Input rows:
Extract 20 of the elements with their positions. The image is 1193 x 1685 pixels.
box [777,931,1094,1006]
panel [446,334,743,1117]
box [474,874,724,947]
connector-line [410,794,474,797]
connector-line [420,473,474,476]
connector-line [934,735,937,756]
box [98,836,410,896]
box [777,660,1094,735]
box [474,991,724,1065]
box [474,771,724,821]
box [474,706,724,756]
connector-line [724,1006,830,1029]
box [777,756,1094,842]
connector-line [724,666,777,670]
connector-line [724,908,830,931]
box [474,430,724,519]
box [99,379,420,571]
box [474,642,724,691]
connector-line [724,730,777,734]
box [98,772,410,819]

Given exercise: Reproduce the records above verbatim.

Final result:
Extract 20 of the elements with their positions. The image is 1193 x 1685 pixels.
box [777,931,1094,1006]
panel [446,334,743,1117]
box [474,874,724,947]
connector-line [410,794,474,797]
connector-line [420,473,474,476]
connector-line [934,735,937,756]
box [98,836,410,896]
box [777,660,1094,735]
box [474,991,724,1065]
box [474,771,724,821]
box [474,706,724,756]
connector-line [724,1006,830,1029]
box [777,756,1094,842]
connector-line [724,666,777,670]
connector-line [724,908,830,931]
box [474,430,724,519]
box [99,379,420,571]
box [474,642,724,691]
connector-line [724,730,777,734]
box [98,772,410,819]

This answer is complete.